=== What is asked ===
Transcribe the entries that follow, word for word.

=== Data extract ===

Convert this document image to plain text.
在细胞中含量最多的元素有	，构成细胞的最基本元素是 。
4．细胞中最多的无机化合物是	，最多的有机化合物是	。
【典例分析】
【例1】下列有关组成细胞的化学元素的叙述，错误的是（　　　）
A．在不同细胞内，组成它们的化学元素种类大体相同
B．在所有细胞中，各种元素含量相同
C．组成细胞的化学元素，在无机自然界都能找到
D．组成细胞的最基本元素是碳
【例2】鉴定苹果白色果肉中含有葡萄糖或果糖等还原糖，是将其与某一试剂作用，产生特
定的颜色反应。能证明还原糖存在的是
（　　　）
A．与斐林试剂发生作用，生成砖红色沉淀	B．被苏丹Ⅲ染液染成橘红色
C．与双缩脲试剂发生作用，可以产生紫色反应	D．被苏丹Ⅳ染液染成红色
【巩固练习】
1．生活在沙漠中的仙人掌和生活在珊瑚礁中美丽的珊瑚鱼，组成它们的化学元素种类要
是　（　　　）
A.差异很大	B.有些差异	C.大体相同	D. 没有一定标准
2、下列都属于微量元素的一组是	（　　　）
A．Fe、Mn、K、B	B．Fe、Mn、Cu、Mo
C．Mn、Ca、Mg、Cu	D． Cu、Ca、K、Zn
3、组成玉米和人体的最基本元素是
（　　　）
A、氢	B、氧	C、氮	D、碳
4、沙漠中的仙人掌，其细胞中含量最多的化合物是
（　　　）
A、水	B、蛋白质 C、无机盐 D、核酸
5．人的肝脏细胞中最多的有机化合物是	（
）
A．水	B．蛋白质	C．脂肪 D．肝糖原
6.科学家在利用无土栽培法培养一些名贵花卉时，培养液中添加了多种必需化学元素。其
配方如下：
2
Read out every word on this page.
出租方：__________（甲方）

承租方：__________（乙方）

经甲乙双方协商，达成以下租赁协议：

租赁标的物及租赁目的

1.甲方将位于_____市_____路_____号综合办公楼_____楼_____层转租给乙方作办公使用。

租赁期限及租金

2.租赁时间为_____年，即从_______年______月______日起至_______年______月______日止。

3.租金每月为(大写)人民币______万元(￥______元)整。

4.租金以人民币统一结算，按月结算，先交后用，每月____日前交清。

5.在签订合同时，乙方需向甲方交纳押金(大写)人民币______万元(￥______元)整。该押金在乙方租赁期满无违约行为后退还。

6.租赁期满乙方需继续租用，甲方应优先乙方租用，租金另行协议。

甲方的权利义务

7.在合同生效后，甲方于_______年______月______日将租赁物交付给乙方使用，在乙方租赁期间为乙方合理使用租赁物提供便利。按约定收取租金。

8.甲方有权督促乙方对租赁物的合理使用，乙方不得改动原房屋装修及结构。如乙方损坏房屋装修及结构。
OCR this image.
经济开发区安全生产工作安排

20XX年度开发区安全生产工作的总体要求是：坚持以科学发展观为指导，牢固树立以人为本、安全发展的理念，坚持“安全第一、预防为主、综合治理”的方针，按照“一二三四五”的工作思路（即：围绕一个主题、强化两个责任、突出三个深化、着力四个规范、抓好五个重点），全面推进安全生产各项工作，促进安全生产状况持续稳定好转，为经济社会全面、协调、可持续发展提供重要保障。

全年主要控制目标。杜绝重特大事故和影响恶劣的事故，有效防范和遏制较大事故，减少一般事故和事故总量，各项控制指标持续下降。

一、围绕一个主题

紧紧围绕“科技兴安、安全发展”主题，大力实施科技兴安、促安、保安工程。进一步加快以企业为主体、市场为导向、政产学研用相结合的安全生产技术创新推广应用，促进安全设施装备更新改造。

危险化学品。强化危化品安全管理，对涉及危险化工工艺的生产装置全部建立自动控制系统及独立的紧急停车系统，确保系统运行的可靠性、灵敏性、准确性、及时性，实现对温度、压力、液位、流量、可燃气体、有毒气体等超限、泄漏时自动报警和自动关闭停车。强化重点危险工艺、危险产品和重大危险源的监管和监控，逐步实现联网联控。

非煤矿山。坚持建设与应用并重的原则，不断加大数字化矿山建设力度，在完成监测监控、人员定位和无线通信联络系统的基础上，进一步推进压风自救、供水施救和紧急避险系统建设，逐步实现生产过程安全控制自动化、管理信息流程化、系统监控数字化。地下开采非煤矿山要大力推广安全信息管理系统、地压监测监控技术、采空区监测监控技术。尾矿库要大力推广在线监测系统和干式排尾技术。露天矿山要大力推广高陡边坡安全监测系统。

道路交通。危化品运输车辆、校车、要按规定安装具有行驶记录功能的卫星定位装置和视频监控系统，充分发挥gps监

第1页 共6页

=== Completed task ===
Convert this document image to plain text.
在细胞中含量最多的元素有	，构成细胞的最基本元素是 。
4．细胞中最多的无机化合物是	，最多的有机化合物是	。
【典例分析】
【例1】下列有关组成细胞的化学元素的叙述，错误的是（　　　）
A．在不同细胞内，组成它们的化学元素种类大体相同
B．在所有细胞中，各种元素含量相同
C．组成细胞的化学元素，在无机自然界都能找到
D．组成细胞的最基本元素是碳
【例2】鉴定苹果白色果肉中含有葡萄糖或果糖等还原糖，是将其与某一试剂作用，产生特
定的颜色反应。能证明还原糖存在的是
（　　　）
A．与斐林试剂发生作用，生成砖红色沉淀	B．被苏丹Ⅲ染液染成橘红色
C．与双缩脲试剂发生作用，可以产生紫色反应	D．被苏丹Ⅳ染液染成红色
【巩固练习】
1．生活在沙漠中的仙人掌和生活在珊瑚礁中美丽的珊瑚鱼，组成它们的化学元素种类要
是　（　　　）
A.差异很大	B.有些差异	C.大体相同	D. 没有一定标准
2、下列都属于微量元素的一组是	（　　　）
A．Fe、Mn、K、B	B．Fe、Mn、Cu、Mo
C．Mn、Ca、Mg、Cu	D． Cu、Ca、K、Zn
3、组成玉米和人体的最基本元素是
（　　　）
A、氢	B、氧	C、氮	D、碳
4、沙漠中的仙人掌，其细胞中含量最多的化合物是
（　　　）
A、水	B、蛋白质 C、无机盐 D、核酸
5．人的肝脏细胞中最多的有机化合物是	（
）
A．水	B．蛋白质	C．脂肪 D．肝糖原
6.科学家在利用无土栽培法培养一些名贵花卉时，培养液中添加了多种必需化学元素。其
配方如下：
2
Read out every word on this page.
出租方：__________（甲方）

承租方：__________（乙方）

经甲乙双方协商，达成以下租赁协议：

租赁标的物及租赁目的

1.甲方将位于_____市_____路_____号综合办公楼_____楼_____层转租给乙方作办公使用。

租赁期限及租金

2.租赁时间为_____年，即从_______年______月______日起至_______年______月______日止。

3.租金每月为(大写)人民币______万元(￥______元)整。

4.租金以人民币统一结算，按月结算，先交后用，每月____日前交清。

5.在签订合同时，乙方需向甲方交纳押金(大写)人民币______万元(￥______元)整。该押金在乙方租赁期满无违约行为后退还。

6.租赁期满乙方需继续租用，甲方应优先乙方租用，租金另行协议。

甲方的权利义务

7.在合同生效后，甲方于_______年______月______日将租赁物交付给乙方使用，在乙方租赁期间为乙方合理使用租赁物提供便利。按约定收取租金。

8.甲方有权督促乙方对租赁物的合理使用，乙方不得改动原房屋装修及结构。如乙方损坏房屋装修及结构。
OCR this image.
经济开发区安全生产工作安排

20XX年度开发区安全生产工作的总体要求是：坚持以科学发展观为指导，牢固树立以人为本、安全发展的理念，坚持“安全第一、预防为主、综合治理”的方针，按照“一二三四五”的工作思路（即：围绕一个主题、强化两个责任、突出三个深化、着力四个规范、抓好五个重点），全面推进安全生产各项工作，促进安全生产状况持续稳定好转，为经济社会全面、协调、可持续发展提供重要保障。

全年主要控制目标。杜绝重特大事故和影响恶劣的事故，有效防范和遏制较大事故，减少一般事故和事故总量，各项控制指标持续下降。

一、围绕一个主题

紧紧围绕“科技兴安、安全发展”主题，大力实施科技兴安、促安、保安工程。进一步加快以企业为主体、市场为导向、政产学研用相结合的安全生产技术创新推广应用，促进安全设施装备更新改造。

危险化学品。强化危化品安全管理，对涉及危险化工工艺的生产装置全部建立自动控制系统及独立的紧急停车系统，确保系统运行的可靠性、灵敏性、准确性、及时性，实现对温度、压力、液位、流量、可燃气体、有毒气体等超限、泄漏时自动报警和自动关闭停车。强化重点危险工艺、危险产品和重大危险源的监管和监控，逐步实现联网联控。

非煤矿山。坚持建设与应用并重的原则，不断加大数字化矿山建设力度，在完成监测监控、人员定位和无线通信联络系统的基础上，进一步推进压风自救、供水施救和紧急避险系统建设，逐步实现生产过程安全控制自动化、管理信息流程化、系统监控数字化。地下开采非煤矿山要大力推广安全信息管理系统、地压监测监控技术、采空区监测监控技术。尾矿库要大力推广在线监测系统和干式排尾技术。露天矿山要大力推广高陡边坡安全监测系统。

道路交通。危化品运输车辆、校车、要按规定安装具有行驶记录功能的卫星定位装置和视频监控系统，充分发挥gps监

第1页 共6页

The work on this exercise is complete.